Report how many lines contain "color". The answer is a single number.

>>

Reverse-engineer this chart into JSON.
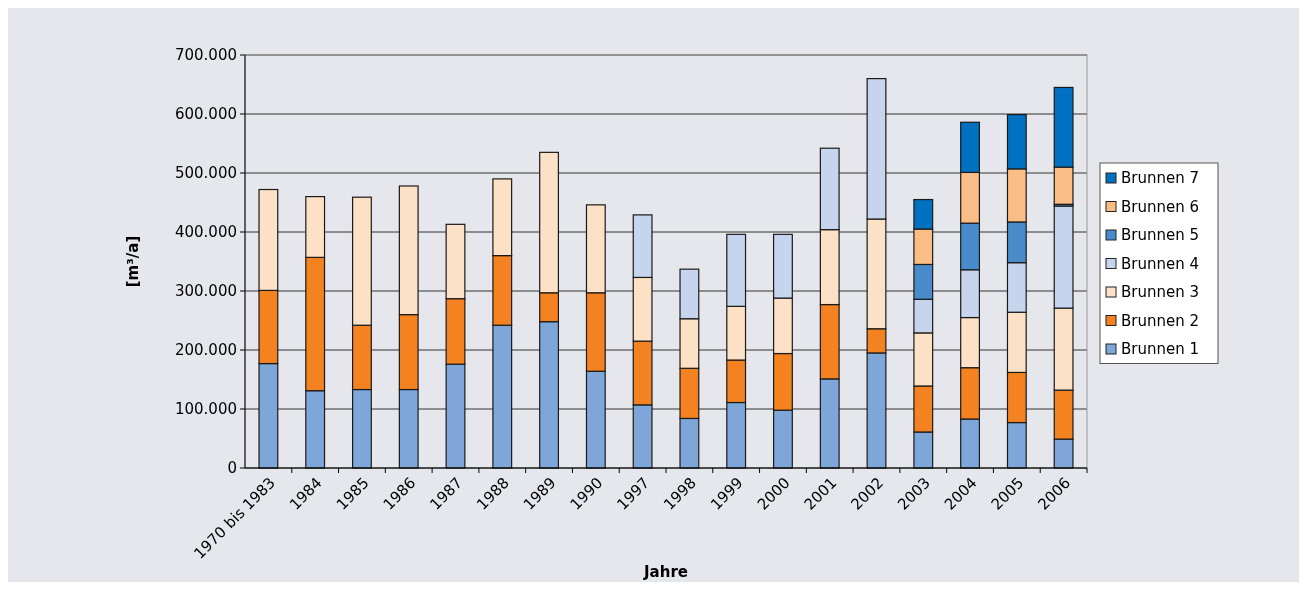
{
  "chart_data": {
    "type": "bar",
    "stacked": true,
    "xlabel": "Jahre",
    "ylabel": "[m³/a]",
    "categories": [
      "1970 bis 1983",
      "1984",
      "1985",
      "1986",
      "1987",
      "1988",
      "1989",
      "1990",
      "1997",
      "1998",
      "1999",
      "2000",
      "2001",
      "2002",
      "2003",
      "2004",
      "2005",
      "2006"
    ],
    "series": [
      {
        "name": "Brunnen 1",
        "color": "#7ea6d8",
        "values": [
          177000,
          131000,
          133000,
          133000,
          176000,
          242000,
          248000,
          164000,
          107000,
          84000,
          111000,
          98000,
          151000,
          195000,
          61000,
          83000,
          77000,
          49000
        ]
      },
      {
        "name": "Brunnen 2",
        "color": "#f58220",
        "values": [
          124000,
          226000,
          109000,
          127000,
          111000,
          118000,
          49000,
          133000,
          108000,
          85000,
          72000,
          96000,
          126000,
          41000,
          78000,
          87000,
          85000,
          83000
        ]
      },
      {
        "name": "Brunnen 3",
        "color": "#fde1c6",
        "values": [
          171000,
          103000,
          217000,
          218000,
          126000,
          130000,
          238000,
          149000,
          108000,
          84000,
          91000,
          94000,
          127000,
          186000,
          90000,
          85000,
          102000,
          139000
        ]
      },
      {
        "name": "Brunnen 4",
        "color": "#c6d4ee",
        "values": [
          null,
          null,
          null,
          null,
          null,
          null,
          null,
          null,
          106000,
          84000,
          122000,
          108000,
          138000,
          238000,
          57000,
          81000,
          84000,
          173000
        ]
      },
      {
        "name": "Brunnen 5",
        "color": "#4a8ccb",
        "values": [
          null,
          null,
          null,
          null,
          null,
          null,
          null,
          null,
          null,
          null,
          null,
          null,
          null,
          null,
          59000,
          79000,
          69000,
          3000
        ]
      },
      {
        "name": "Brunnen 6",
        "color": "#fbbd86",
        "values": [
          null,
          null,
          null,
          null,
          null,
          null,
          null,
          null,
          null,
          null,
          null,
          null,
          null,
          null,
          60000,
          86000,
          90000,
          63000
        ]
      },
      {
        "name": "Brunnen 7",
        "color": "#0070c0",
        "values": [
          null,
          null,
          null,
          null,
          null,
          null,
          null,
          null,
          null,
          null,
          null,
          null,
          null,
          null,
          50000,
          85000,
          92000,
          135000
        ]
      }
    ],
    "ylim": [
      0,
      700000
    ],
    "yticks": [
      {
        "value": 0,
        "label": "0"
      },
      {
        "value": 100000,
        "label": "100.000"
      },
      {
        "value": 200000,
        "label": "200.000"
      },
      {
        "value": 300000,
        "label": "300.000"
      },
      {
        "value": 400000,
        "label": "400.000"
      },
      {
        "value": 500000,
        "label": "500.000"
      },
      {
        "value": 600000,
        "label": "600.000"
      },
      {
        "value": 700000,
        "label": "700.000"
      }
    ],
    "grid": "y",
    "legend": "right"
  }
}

<<

- [FULL OUTPUT]: 7